**PROVIDED DATA:**

------------------------------------------------------------------------

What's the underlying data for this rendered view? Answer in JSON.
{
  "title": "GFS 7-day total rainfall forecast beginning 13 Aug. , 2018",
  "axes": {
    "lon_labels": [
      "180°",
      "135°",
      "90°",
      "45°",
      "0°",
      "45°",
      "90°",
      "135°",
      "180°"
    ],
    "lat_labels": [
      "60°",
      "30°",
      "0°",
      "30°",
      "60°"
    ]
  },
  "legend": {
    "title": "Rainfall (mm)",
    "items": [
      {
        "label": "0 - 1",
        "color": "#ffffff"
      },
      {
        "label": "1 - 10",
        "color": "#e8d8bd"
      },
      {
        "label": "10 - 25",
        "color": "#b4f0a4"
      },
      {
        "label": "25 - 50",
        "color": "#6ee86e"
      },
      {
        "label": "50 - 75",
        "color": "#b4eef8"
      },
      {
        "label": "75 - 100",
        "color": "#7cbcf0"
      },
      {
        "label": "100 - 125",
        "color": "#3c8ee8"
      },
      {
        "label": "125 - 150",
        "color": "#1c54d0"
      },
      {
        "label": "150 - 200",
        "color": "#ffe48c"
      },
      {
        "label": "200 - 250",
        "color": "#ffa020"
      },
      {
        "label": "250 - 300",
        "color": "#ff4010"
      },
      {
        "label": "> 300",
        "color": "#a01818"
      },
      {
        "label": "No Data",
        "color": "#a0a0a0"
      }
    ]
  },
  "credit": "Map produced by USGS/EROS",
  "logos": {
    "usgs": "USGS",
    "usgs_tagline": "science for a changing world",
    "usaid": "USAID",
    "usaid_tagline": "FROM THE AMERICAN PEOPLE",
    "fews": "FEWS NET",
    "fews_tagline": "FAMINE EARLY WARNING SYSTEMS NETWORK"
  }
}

------------------------------------------------------------------------

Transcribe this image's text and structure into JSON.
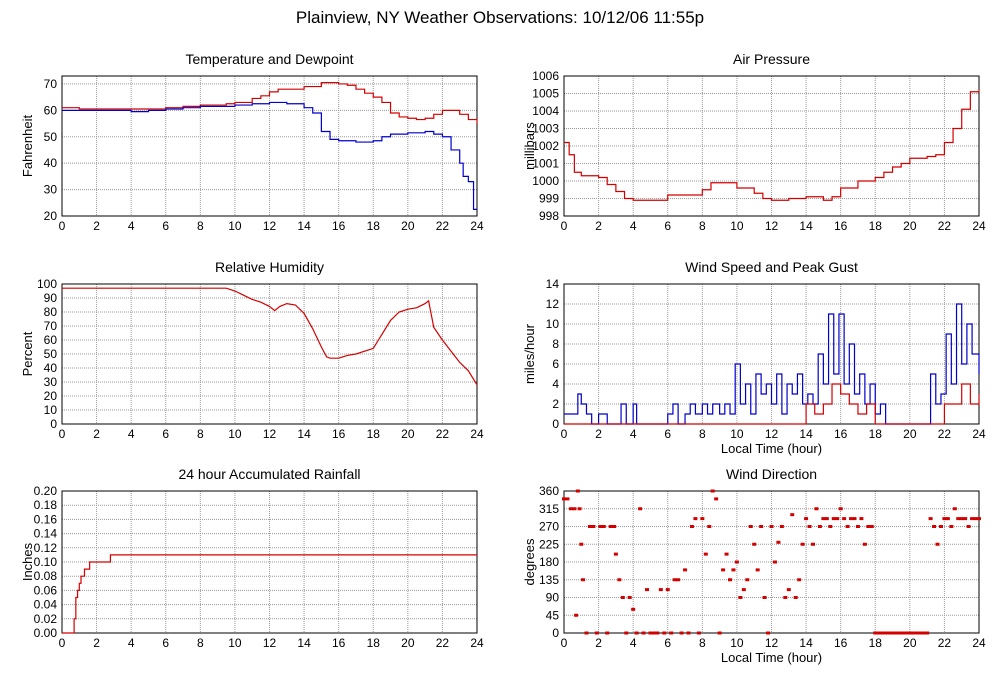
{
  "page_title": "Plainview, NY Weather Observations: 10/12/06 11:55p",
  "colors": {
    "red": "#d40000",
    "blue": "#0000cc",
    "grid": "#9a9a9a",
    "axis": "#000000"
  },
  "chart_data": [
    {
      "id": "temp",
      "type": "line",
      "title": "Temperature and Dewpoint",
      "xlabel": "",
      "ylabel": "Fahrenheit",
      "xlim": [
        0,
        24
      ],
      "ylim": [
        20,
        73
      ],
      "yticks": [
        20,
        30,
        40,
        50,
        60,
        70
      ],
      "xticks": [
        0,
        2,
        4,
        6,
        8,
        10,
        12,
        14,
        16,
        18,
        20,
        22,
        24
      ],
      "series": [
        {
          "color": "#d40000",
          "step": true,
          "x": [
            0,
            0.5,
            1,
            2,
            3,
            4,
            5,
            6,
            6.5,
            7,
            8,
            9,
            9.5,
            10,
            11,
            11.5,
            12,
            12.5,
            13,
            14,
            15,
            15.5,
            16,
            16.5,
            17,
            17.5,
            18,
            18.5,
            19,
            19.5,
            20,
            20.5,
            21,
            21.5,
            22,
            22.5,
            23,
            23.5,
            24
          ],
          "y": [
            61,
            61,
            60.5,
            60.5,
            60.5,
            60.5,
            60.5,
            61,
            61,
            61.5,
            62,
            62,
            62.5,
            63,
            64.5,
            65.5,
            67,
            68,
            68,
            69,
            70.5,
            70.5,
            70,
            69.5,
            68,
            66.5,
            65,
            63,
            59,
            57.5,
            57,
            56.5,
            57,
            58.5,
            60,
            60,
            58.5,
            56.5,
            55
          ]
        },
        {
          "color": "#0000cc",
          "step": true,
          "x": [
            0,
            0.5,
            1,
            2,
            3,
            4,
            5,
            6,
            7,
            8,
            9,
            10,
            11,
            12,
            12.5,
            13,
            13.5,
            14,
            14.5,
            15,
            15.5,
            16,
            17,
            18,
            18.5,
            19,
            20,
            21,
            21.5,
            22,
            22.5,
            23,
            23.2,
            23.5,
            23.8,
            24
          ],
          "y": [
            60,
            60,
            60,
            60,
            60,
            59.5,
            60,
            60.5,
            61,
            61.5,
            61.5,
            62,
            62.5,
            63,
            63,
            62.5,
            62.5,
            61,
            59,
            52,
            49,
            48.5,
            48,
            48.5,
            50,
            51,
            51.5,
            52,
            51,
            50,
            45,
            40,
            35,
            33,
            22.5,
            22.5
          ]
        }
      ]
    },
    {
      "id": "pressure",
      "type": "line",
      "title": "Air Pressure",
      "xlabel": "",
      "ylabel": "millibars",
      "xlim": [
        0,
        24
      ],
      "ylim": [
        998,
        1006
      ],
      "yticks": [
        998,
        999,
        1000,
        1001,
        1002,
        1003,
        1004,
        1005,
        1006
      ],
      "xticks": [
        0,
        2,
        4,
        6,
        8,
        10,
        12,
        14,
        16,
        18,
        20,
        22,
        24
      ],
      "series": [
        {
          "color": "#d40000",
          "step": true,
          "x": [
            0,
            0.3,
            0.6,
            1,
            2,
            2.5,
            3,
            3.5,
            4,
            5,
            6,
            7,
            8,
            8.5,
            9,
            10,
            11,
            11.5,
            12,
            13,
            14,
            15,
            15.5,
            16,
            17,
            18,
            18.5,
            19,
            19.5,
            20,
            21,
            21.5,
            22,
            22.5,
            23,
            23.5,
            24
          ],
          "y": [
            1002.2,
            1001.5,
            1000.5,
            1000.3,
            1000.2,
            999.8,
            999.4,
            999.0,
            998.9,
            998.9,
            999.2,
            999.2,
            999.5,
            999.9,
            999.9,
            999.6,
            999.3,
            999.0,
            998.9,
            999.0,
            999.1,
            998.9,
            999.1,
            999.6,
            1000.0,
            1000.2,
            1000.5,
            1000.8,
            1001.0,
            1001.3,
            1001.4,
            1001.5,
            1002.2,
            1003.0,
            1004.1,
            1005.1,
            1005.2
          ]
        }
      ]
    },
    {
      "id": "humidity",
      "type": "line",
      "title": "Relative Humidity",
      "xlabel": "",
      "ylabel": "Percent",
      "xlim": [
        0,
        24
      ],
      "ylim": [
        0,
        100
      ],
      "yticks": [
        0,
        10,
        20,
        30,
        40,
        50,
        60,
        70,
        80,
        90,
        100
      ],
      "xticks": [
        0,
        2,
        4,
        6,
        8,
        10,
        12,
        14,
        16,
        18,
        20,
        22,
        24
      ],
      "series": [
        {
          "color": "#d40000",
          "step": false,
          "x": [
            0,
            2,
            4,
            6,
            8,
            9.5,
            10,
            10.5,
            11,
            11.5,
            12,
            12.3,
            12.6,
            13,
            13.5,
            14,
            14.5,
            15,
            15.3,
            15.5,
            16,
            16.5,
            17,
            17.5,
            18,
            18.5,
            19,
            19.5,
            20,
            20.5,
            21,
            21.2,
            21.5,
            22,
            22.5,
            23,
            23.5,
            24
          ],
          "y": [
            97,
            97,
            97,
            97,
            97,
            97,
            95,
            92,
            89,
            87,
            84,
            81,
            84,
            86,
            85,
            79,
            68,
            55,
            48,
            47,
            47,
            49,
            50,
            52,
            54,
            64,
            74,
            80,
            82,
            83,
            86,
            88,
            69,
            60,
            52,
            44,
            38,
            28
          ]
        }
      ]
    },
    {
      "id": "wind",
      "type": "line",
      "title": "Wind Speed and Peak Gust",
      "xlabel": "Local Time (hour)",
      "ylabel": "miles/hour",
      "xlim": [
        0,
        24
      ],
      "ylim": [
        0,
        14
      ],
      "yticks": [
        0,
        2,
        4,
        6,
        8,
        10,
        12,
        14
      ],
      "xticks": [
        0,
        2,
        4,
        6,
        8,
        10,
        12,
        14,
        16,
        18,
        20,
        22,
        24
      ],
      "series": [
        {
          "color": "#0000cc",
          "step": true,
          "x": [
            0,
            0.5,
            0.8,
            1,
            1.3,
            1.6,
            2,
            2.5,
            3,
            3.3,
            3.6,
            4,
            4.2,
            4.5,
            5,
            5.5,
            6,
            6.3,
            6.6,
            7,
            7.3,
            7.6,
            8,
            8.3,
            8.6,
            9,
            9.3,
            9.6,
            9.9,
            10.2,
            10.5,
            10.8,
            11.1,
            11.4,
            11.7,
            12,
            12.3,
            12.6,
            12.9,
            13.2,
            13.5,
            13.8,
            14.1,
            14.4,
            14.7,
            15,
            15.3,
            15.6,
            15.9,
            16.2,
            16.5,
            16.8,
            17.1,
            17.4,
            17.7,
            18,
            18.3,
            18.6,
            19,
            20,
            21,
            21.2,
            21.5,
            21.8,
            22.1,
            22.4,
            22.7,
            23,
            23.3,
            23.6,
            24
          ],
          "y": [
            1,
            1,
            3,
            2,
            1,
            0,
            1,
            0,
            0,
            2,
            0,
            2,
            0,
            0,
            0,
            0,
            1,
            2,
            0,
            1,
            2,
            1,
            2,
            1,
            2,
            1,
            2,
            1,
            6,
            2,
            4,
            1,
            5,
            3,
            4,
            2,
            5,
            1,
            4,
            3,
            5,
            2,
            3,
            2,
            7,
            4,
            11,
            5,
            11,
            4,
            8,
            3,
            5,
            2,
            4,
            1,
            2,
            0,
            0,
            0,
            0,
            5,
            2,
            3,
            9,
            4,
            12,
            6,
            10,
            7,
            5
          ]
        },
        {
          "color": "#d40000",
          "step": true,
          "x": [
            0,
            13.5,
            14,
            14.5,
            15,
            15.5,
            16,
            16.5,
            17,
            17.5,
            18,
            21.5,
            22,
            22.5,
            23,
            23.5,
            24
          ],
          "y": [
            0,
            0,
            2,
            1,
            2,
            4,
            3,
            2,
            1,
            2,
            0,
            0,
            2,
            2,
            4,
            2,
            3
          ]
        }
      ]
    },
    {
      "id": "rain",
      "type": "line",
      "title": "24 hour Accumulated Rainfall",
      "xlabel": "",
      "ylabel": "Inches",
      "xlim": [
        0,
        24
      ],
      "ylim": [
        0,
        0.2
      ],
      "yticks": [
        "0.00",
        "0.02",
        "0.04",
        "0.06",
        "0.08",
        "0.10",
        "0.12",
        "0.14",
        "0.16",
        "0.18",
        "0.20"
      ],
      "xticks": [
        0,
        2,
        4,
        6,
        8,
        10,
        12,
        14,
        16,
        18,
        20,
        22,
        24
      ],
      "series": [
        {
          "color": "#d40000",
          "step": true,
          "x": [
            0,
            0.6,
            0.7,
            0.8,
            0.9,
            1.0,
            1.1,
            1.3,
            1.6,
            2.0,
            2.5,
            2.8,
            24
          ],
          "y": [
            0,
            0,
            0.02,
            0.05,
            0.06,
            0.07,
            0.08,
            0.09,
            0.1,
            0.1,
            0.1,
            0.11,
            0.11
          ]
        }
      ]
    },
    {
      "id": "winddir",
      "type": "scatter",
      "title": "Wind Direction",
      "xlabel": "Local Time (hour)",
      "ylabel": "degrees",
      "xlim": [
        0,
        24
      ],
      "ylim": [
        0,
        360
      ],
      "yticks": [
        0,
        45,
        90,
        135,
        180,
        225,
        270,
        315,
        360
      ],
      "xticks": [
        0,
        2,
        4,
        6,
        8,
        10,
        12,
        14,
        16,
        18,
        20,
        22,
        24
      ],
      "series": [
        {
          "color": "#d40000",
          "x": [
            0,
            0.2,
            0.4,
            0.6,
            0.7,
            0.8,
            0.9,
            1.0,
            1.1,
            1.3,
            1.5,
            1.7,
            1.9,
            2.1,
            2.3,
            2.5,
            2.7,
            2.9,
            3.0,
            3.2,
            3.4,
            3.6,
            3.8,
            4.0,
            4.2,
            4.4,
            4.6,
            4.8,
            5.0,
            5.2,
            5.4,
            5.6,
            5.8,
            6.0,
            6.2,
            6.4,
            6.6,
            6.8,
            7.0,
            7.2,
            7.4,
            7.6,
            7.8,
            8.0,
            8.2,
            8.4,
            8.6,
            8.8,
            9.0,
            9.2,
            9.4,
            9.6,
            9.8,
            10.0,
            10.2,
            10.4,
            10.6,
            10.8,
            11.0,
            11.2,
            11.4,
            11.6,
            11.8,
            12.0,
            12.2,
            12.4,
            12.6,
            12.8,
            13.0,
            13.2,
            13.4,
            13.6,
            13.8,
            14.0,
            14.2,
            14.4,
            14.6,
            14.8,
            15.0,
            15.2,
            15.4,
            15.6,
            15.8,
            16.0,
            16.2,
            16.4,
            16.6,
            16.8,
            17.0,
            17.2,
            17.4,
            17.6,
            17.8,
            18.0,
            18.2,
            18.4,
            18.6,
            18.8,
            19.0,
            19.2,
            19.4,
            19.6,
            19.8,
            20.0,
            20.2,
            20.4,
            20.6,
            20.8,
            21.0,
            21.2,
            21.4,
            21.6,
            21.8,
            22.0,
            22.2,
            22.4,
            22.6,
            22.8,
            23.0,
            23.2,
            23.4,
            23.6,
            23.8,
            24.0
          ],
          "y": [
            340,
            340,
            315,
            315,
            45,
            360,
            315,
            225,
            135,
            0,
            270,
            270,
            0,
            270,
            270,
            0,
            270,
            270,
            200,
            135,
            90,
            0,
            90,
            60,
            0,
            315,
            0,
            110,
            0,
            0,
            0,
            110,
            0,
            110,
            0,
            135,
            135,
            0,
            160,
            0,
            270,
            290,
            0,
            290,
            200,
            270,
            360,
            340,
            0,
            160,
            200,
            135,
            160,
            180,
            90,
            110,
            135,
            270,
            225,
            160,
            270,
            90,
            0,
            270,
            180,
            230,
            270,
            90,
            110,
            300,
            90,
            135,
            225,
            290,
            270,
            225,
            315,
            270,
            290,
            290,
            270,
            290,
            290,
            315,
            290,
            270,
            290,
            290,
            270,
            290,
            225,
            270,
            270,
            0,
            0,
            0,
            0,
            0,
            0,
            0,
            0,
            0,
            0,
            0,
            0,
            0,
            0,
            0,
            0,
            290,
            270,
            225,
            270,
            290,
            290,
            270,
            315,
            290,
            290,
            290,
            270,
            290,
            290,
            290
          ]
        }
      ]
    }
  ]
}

------------------------------------------------------------------------

**WHAT IS EXPECTED:** Filter the data for the string "ylabel" and copy every line that has it.

**WRITTEN RESPONSE:**
      "ylabel": "Fahrenheit",
      "ylabel": "millibars",
      "ylabel": "Percent",
      "ylabel": "miles/hour",
      "ylabel": "Inches",
      "ylabel": "degrees",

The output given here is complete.